Goal »
Nothing in the records may be left out or altered; reproduce them all exactly.

(Dataset items)
::::
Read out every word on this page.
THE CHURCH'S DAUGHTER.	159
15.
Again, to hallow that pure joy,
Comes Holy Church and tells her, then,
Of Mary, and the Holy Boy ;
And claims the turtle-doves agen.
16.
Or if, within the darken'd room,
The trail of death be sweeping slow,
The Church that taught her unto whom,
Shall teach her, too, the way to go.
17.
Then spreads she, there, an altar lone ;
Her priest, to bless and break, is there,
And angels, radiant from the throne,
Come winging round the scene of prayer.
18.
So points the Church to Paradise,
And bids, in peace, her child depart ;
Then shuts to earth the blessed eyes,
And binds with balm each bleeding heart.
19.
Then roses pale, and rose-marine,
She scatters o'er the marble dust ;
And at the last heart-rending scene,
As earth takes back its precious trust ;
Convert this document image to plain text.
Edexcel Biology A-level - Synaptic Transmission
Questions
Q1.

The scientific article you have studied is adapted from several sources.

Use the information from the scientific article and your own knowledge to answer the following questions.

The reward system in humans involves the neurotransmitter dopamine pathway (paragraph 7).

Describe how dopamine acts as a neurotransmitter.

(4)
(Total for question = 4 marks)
::::
Answer »
Read out every word on this page.
THE CHURCH'S DAUGHTER.	159
15.
Again, to hallow that pure joy,
Comes Holy Church and tells her, then,
Of Mary, and the Holy Boy ;
And claims the turtle-doves agen.
16.
Or if, within the darken'd room,
The trail of death be sweeping slow,
The Church that taught her unto whom,
Shall teach her, too, the way to go.
17.
Then spreads she, there, an altar lone ;
Her priest, to bless and break, is there,
And angels, radiant from the throne,
Come winging round the scene of prayer.
18.
So points the Church to Paradise,
And bids, in peace, her child depart ;
Then shuts to earth the blessed eyes,
And binds with balm each bleeding heart.
19.
Then roses pale, and rose-marine,
She scatters o'er the marble dust ;
And at the last heart-rending scene,
As earth takes back its precious trust ;
Convert this document image to plain text.
Edexcel Biology A-level - Synaptic Transmission
Questions
Q1.

The scientific article you have studied is adapted from several sources.

Use the information from the scientific article and your own knowledge to answer the following questions.

The reward system in humans involves the neurotransmitter dopamine pathway (paragraph 7).

Describe how dopamine acts as a neurotransmitter.

(4)
(Total for question = 4 marks)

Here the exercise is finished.